** Written request **
Copy all of the records below verbatim.

** Data excerpts **

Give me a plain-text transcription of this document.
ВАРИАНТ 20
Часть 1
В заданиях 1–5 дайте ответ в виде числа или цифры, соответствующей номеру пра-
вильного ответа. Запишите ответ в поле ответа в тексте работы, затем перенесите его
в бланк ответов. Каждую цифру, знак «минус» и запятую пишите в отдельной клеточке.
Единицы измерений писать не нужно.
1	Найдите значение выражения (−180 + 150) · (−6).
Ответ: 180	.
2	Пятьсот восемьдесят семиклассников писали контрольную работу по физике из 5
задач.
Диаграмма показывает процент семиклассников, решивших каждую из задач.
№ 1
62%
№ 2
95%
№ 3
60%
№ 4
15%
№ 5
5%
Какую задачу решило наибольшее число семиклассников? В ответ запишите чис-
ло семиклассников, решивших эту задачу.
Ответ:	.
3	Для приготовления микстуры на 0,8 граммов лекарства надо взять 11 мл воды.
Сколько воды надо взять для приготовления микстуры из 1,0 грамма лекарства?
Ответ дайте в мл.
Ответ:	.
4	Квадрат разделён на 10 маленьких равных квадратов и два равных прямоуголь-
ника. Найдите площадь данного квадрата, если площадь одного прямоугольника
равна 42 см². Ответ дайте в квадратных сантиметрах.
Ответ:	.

** Response to this exercise **
Give me a plain-text transcription of this document.
ВАРИАНТ 20
Часть 1
В заданиях 1–5 дайте ответ в виде числа или цифры, соответствующей номеру пра-
вильного ответа. Запишите ответ в поле ответа в тексте работы, затем перенесите его
в бланк ответов. Каждую цифру, знак «минус» и запятую пишите в отдельной клеточке.
Единицы измерений писать не нужно.
1	Найдите значение выражения (−180 + 150) · (−6).
Ответ: 180	.
2	Пятьсот восемьдесят семиклассников писали контрольную работу по физике из 5
задач.
Диаграмма показывает процент семиклассников, решивших каждую из задач.
№ 1
62%
№ 2
95%
№ 3
60%
№ 4
15%
№ 5
5%
Какую задачу решило наибольшее число семиклассников? В ответ запишите чис-
ло семиклассников, решивших эту задачу.
Ответ:	.
3	Для приготовления микстуры на 0,8 граммов лекарства надо взять 11 мл воды.
Сколько воды надо взять для приготовления микстуры из 1,0 грамма лекарства?
Ответ дайте в мл.
Ответ:	.
4	Квадрат разделён на 10 маленьких равных квадратов и два равных прямоуголь-
ника. Найдите площадь данного квадрата, если площадь одного прямоугольника
равна 42 см². Ответ дайте в квадратных сантиметрах.
Ответ:	.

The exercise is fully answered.